Entries from a visual dataset:
>> begin

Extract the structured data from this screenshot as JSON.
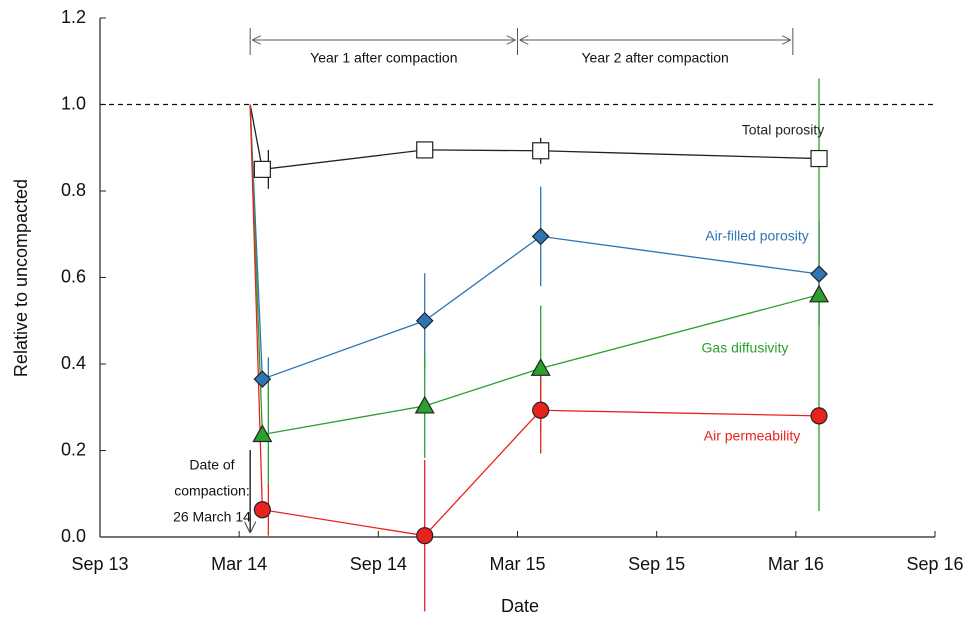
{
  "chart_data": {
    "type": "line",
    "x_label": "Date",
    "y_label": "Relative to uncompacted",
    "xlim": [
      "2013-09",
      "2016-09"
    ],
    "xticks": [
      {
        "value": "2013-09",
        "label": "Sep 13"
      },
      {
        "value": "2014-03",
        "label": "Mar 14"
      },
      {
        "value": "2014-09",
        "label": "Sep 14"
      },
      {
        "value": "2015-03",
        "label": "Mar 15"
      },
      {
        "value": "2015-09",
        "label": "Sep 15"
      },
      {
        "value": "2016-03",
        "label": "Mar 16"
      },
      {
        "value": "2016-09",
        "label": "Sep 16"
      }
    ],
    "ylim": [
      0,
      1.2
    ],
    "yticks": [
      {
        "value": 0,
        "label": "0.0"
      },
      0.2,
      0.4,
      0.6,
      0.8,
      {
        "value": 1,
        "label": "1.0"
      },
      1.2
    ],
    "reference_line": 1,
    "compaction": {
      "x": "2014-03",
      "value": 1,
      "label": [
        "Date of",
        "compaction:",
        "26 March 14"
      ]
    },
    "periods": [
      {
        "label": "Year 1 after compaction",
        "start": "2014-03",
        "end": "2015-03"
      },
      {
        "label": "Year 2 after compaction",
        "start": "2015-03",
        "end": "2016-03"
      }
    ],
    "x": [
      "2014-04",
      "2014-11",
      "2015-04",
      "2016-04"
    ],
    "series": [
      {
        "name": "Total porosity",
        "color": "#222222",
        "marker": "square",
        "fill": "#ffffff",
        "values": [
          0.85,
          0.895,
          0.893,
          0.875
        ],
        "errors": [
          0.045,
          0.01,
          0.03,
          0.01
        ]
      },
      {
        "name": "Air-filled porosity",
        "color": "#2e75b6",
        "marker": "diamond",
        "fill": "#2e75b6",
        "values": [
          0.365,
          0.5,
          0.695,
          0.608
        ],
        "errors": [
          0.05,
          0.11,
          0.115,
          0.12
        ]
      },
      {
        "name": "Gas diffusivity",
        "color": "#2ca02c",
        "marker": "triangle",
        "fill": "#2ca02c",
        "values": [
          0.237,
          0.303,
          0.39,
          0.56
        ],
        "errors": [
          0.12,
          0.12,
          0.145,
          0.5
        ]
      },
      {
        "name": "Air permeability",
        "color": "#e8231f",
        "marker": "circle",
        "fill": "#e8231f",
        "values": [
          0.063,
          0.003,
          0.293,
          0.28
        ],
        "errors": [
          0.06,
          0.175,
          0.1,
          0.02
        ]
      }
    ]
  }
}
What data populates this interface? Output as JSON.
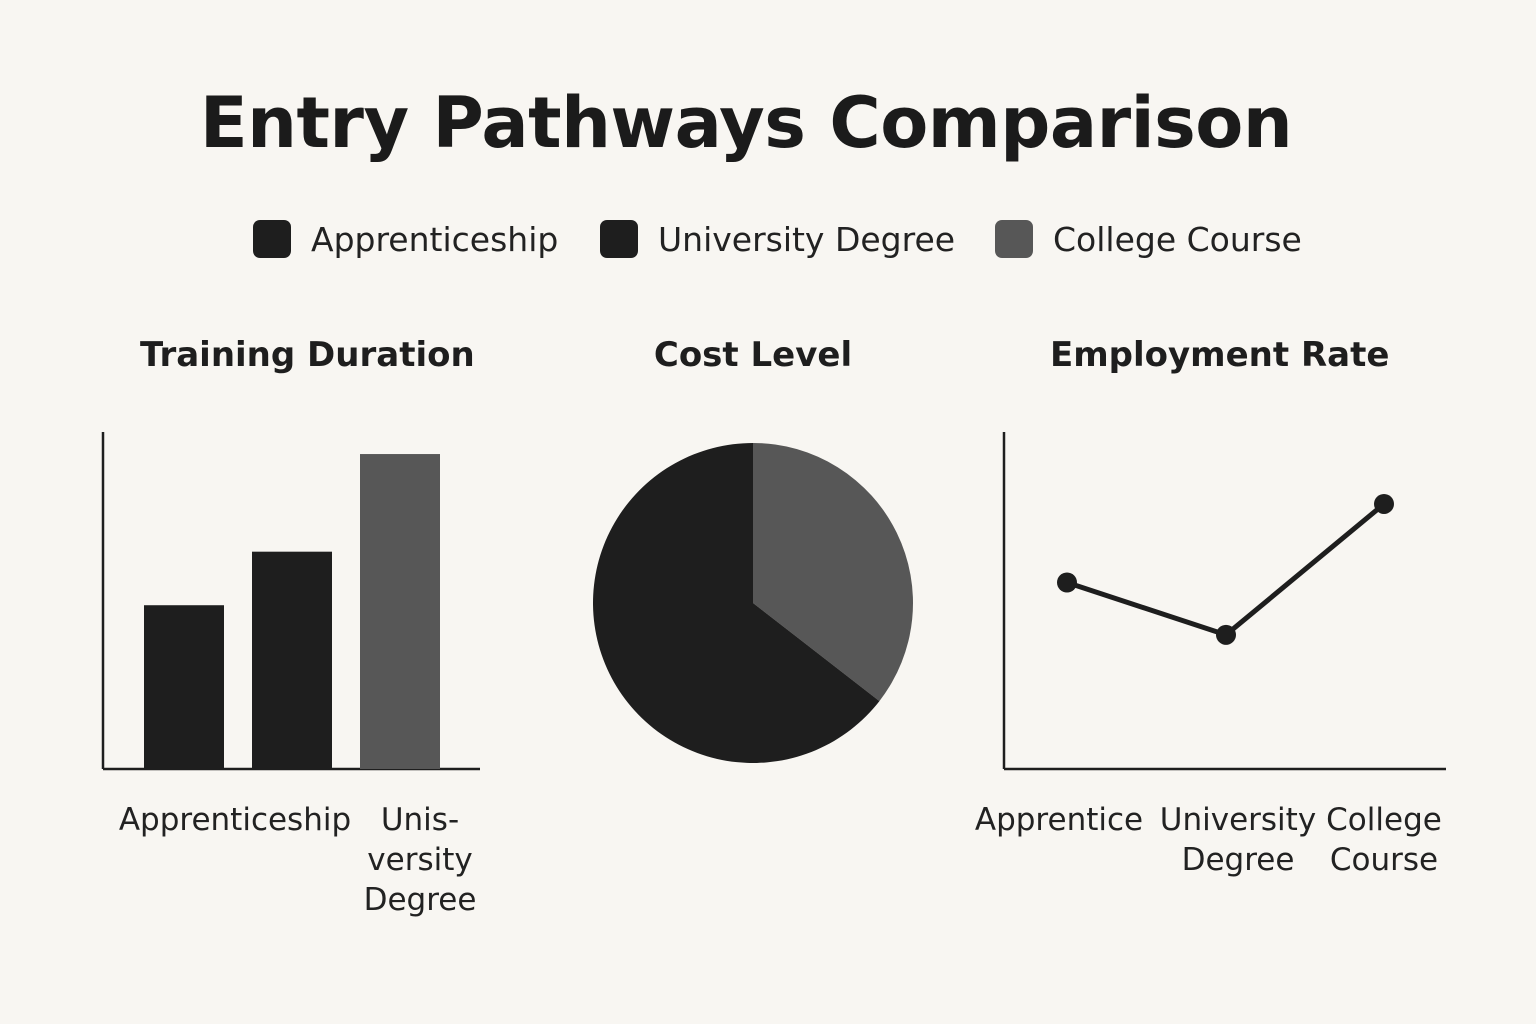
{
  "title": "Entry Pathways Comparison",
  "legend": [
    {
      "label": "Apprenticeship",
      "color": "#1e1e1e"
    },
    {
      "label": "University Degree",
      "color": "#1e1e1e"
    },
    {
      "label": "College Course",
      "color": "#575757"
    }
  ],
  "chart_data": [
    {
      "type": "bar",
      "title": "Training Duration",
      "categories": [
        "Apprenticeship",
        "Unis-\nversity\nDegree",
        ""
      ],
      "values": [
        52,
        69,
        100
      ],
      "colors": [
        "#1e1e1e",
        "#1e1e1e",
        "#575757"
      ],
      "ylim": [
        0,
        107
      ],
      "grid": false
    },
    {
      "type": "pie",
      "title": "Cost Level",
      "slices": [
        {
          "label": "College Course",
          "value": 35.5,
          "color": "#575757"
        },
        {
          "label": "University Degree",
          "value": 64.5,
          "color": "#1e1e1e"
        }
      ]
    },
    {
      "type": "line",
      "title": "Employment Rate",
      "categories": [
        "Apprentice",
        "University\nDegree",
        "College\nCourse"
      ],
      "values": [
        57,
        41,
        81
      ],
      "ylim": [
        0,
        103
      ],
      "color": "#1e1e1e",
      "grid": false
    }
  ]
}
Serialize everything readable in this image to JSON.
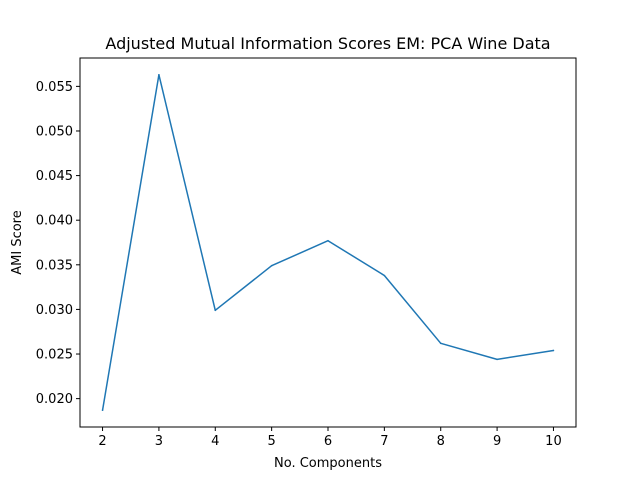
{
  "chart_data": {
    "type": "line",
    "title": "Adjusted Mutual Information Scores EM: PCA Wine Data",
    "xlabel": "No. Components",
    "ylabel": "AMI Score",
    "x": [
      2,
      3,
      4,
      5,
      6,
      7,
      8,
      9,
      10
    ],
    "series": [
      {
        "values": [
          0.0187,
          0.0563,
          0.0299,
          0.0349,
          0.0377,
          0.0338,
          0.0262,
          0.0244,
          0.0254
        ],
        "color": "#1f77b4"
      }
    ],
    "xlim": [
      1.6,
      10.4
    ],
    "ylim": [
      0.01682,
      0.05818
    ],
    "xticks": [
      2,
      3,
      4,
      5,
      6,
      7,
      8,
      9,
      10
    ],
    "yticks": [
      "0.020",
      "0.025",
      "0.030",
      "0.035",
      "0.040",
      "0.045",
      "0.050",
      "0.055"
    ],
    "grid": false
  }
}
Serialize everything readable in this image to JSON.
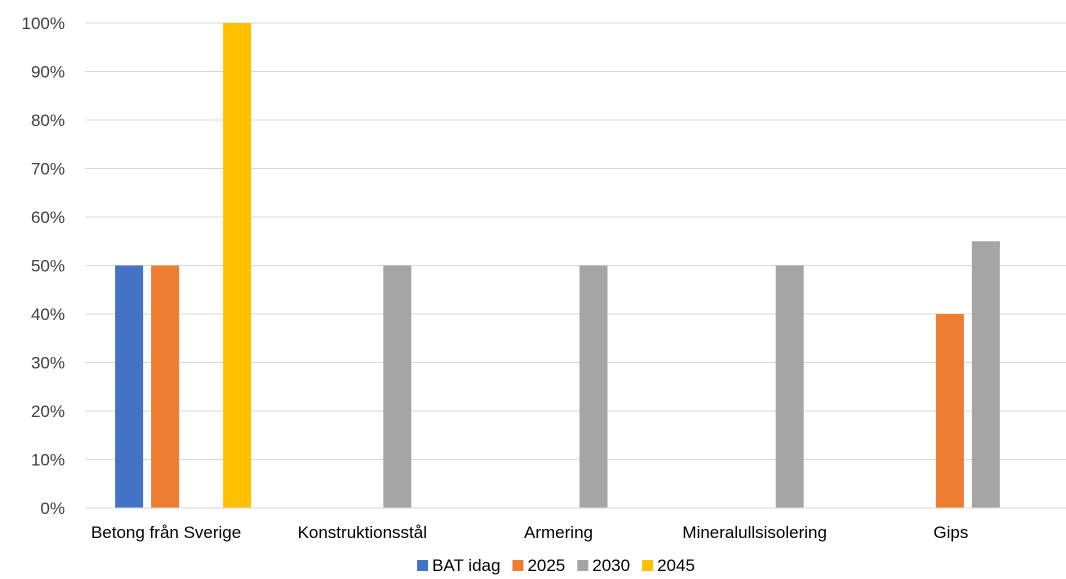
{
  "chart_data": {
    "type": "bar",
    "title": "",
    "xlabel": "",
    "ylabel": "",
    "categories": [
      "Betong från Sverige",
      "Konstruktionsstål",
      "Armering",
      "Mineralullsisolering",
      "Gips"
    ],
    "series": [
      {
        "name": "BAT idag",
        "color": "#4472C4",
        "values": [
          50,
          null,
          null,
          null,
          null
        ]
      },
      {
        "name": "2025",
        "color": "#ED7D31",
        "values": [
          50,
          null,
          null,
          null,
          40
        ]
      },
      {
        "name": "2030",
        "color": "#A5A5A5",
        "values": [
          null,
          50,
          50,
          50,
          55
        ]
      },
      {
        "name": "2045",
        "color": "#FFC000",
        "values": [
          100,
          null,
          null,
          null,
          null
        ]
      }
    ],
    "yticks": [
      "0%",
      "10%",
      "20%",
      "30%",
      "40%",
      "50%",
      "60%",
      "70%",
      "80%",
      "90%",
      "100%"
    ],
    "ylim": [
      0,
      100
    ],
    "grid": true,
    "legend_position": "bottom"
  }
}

>> end

Reproduce the material in full, word for word, and omit the pictures.

* [FINAL RESULT]:
Extract the structured data from this screenshot as JSON.
{
  "chart_data": {
    "type": "line",
    "x_label": "Date",
    "y_label": "Relative to uncompacted",
    "xlim": [
      "2013-09",
      "2016-09"
    ],
    "xticks": [
      {
        "value": "2013-09",
        "label": "Sep 13"
      },
      {
        "value": "2014-03",
        "label": "Mar 14"
      },
      {
        "value": "2014-09",
        "label": "Sep 14"
      },
      {
        "value": "2015-03",
        "label": "Mar 15"
      },
      {
        "value": "2015-09",
        "label": "Sep 15"
      },
      {
        "value": "2016-03",
        "label": "Mar 16"
      },
      {
        "value": "2016-09",
        "label": "Sep 16"
      }
    ],
    "ylim": [
      0,
      1.2
    ],
    "yticks": [
      {
        "value": 0,
        "label": "0.0"
      },
      0.2,
      0.4,
      0.6,
      0.8,
      {
        "value": 1,
        "label": "1.0"
      },
      1.2
    ],
    "reference_line": 1,
    "compaction": {
      "x": "2014-03",
      "value": 1,
      "label": [
        "Date of",
        "compaction:",
        "26 March 14"
      ]
    },
    "periods": [
      {
        "label": "Year 1 after compaction",
        "start": "2014-03",
        "end": "2015-03"
      },
      {
        "label": "Year 2 after compaction",
        "start": "2015-03",
        "end": "2016-03"
      }
    ],
    "x": [
      "2014-04",
      "2014-11",
      "2015-04",
      "2016-04"
    ],
    "series": [
      {
        "name": "Total porosity",
        "color": "#222222",
        "marker": "square",
        "fill": "#ffffff",
        "values": [
          0.85,
          0.895,
          0.893,
          0.875
        ],
        "errors": [
          0.045,
          0.01,
          0.03,
          0.01
        ]
      },
      {
        "name": "Air-filled porosity",
        "color": "#2e75b6",
        "marker": "diamond",
        "fill": "#2e75b6",
        "values": [
          0.365,
          0.5,
          0.695,
          0.608
        ],
        "errors": [
          0.05,
          0.11,
          0.115,
          0.12
        ]
      },
      {
        "name": "Gas diffusivity",
        "color": "#2ca02c",
        "marker": "triangle",
        "fill": "#2ca02c",
        "values": [
          0.237,
          0.303,
          0.39,
          0.56
        ],
        "errors": [
          0.12,
          0.12,
          0.145,
          0.5
        ]
      },
      {
        "name": "Air permeability",
        "color": "#e8231f",
        "marker": "circle",
        "fill": "#e8231f",
        "values": [
          0.063,
          0.003,
          0.293,
          0.28
        ],
        "errors": [
          0.06,
          0.175,
          0.1,
          0.02
        ]
      }
    ]
  }
}
What data populates this interface? Output as JSON.
{
  "title": "Entry Pathways Comparison",
  "legend": [
    {
      "label": "Apprenticeship",
      "color": "#1e1e1e"
    },
    {
      "label": "University Degree",
      "color": "#1e1e1e"
    },
    {
      "label": "College Course",
      "color": "#575757"
    }
  ],
  "chart_data": [
    {
      "type": "bar",
      "title": "Training Duration",
      "categories": [
        "Apprenticeship",
        "Unis-\nversity\nDegree",
        ""
      ],
      "values": [
        52,
        69,
        100
      ],
      "colors": [
        "#1e1e1e",
        "#1e1e1e",
        "#575757"
      ],
      "ylim": [
        0,
        107
      ],
      "grid": false
    },
    {
      "type": "pie",
      "title": "Cost Level",
      "slices": [
        {
          "label": "College Course",
          "value": 35.5,
          "color": "#575757"
        },
        {
          "label": "University Degree",
          "value": 64.5,
          "color": "#1e1e1e"
        }
      ]
    },
    {
      "type": "line",
      "title": "Employment Rate",
      "categories": [
        "Apprentice",
        "University\nDegree",
        "College\nCourse"
      ],
      "values": [
        57,
        41,
        81
      ],
      "ylim": [
        0,
        103
      ],
      "color": "#1e1e1e",
      "grid": false
    }
  ]
}
Serialize everything readable in this image to JSON.
{
  "chart_data": {
    "type": "line",
    "title": "Adjusted Mutual Information Scores EM: PCA Wine Data",
    "xlabel": "No. Components",
    "ylabel": "AMI Score",
    "x": [
      2,
      3,
      4,
      5,
      6,
      7,
      8,
      9,
      10
    ],
    "series": [
      {
        "values": [
          0.0187,
          0.0563,
          0.0299,
          0.0349,
          0.0377,
          0.0338,
          0.0262,
          0.0244,
          0.0254
        ],
        "color": "#1f77b4"
      }
    ],
    "xlim": [
      1.6,
      10.4
    ],
    "ylim": [
      0.01682,
      0.05818
    ],
    "xticks": [
      2,
      3,
      4,
      5,
      6,
      7,
      8,
      9,
      10
    ],
    "yticks": [
      "0.020",
      "0.025",
      "0.030",
      "0.035",
      "0.040",
      "0.045",
      "0.050",
      "0.055"
    ],
    "grid": false
  }
}
Serialize everything readable in this image to JSON.
{
  "chart_data": {
    "type": "bar",
    "title": "",
    "xlabel": "",
    "ylabel": "",
    "categories": [
      "Betong från Sverige",
      "Konstruktionsstål",
      "Armering",
      "Mineralullsisolering",
      "Gips"
    ],
    "series": [
      {
        "name": "BAT idag",
        "color": "#4472C4",
        "values": [
          50,
          null,
          null,
          null,
          null
        ]
      },
      {
        "name": "2025",
        "color": "#ED7D31",
        "values": [
          50,
          null,
          null,
          null,
          40
        ]
      },
      {
        "name": "2030",
        "color": "#A5A5A5",
        "values": [
          null,
          50,
          50,
          50,
          55
        ]
      },
      {
        "name": "2045",
        "color": "#FFC000",
        "values": [
          100,
          null,
          null,
          null,
          null
        ]
      }
    ],
    "yticks": [
      "0%",
      "10%",
      "20%",
      "30%",
      "40%",
      "50%",
      "60%",
      "70%",
      "80%",
      "90%",
      "100%"
    ],
    "ylim": [
      0,
      100
    ],
    "grid": true,
    "legend_position": "bottom"
  }
}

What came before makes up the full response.